Look through the data below. Pick out the lines holding the string "phân".
____
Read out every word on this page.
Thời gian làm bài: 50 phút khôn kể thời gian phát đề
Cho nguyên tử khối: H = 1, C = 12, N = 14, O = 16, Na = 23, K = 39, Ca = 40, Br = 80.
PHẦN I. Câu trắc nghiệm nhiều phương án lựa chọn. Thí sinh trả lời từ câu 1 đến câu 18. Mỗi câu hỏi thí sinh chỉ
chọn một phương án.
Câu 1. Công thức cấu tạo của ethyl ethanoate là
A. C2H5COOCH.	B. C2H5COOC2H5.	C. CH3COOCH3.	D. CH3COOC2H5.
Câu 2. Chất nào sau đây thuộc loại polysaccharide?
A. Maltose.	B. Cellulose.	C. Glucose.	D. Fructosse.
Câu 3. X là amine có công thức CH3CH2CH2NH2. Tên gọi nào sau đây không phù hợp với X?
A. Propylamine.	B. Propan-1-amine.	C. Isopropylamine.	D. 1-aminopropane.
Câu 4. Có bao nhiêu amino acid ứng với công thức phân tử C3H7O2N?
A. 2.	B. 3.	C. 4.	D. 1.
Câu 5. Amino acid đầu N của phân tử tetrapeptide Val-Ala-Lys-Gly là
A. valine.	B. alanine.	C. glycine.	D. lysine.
____
> TASK SOLUTION
Câu 4. Có bao nhiêu amino acid ứng với công thức phân tử C3H7O2N?
Câu 5. Amino acid đầu N của phân tử tetrapeptide Val-Ala-Lys-Gly là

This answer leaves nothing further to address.